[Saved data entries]
......

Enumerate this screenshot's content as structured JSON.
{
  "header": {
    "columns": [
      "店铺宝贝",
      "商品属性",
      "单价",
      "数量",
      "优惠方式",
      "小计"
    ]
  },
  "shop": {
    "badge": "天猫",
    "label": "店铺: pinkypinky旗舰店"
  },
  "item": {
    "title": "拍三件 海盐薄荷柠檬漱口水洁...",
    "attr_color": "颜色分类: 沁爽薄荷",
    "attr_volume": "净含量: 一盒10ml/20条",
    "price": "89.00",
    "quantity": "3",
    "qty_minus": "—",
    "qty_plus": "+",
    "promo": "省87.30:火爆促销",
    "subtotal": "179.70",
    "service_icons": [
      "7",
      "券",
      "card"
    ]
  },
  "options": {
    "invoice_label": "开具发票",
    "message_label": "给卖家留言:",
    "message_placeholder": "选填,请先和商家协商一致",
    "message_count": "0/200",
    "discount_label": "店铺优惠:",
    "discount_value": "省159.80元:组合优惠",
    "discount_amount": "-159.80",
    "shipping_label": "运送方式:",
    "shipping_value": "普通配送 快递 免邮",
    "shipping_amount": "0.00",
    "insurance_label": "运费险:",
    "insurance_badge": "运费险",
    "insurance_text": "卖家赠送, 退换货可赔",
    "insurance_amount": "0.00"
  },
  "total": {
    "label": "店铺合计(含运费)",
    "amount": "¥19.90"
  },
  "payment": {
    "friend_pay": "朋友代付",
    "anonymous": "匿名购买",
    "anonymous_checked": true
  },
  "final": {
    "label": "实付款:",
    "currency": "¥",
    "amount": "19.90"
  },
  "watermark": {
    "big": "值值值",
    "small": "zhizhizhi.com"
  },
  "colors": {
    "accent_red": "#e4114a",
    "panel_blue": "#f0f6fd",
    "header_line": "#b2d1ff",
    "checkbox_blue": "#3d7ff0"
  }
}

......

Written problem
Generate an exact reproduction of all entries.

Correct answer
Enumerate this screenshot's content as structured JSON.
{
  "header": {
    "columns": [
      "店铺宝贝",
      "商品属性",
      "单价",
      "数量",
      "优惠方式",
      "小计"
    ]
  },
  "shop": {
    "badge": "天猫",
    "label": "店铺: pinkypinky旗舰店"
  },
  "item": {
    "title": "拍三件 海盐薄荷柠檬漱口水洁...",
    "attr_color": "颜色分类: 沁爽薄荷",
    "attr_volume": "净含量: 一盒10ml/20条",
    "price": "89.00",
    "quantity": "3",
    "qty_minus": "—",
    "qty_plus": "+",
    "promo": "省87.30:火爆促销",
    "subtotal": "179.70",
    "service_icons": [
      "7",
      "券",
      "card"
    ]
  },
  "options": {
    "invoice_label": "开具发票",
    "message_label": "给卖家留言:",
    "message_placeholder": "选填,请先和商家协商一致",
    "message_count": "0/200",
    "discount_label": "店铺优惠:",
    "discount_value": "省159.80元:组合优惠",
    "discount_amount": "-159.80",
    "shipping_label": "运送方式:",
    "shipping_value": "普通配送 快递 免邮",
    "shipping_amount": "0.00",
    "insurance_label": "运费险:",
    "insurance_badge": "运费险",
    "insurance_text": "卖家赠送, 退换货可赔",
    "insurance_amount": "0.00"
  },
  "total": {
    "label": "店铺合计(含运费)",
    "amount": "¥19.90"
  },
  "payment": {
    "friend_pay": "朋友代付",
    "anonymous": "匿名购买",
    "anonymous_checked": true
  },
  "final": {
    "label": "实付款:",
    "currency": "¥",
    "amount": "19.90"
  },
  "watermark": {
    "big": "值值值",
    "small": "zhizhizhi.com"
  },
  "colors": {
    "accent_red": "#e4114a",
    "panel_blue": "#f0f6fd",
    "header_line": "#b2d1ff",
    "checkbox_blue": "#3d7ff0"
  }
}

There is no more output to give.